Description of the task:
Sort through the entries below and pull out lines containing the word "checked".
-------- Extracted information
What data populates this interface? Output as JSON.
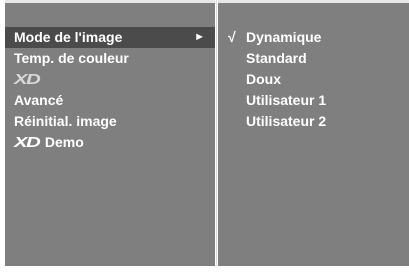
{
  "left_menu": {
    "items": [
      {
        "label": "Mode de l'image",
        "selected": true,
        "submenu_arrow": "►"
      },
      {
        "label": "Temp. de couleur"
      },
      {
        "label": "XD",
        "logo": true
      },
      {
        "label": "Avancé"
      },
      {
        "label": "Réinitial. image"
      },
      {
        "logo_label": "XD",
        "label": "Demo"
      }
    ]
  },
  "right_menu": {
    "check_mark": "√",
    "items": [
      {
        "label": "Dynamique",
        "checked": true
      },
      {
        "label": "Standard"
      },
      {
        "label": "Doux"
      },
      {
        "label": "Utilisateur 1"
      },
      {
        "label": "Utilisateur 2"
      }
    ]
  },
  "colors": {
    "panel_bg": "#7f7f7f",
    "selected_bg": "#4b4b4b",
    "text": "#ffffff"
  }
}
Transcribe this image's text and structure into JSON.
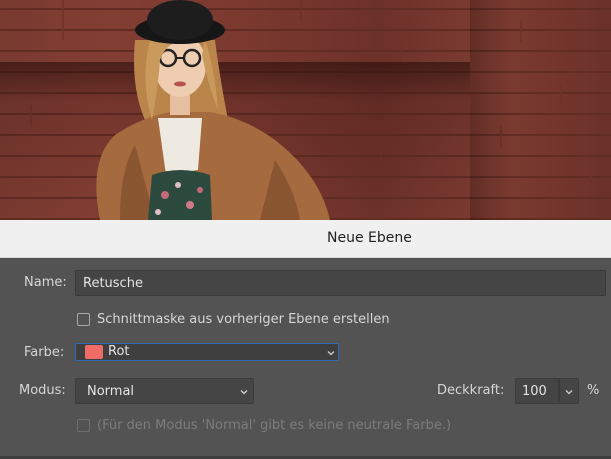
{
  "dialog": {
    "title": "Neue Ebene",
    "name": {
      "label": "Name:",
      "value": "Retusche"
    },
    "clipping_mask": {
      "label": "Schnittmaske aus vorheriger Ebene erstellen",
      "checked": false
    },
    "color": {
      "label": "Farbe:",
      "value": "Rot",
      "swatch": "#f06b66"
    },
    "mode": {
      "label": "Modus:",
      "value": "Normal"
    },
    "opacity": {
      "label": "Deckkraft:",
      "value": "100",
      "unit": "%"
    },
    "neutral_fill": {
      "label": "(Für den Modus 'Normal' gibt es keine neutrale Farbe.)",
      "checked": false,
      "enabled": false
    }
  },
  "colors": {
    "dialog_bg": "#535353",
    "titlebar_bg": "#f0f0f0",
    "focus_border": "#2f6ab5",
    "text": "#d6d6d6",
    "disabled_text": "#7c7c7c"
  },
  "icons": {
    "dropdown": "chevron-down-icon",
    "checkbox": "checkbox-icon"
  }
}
----------------
Exercise solution:
        "checked": true
      "checked": false
      "checked": false,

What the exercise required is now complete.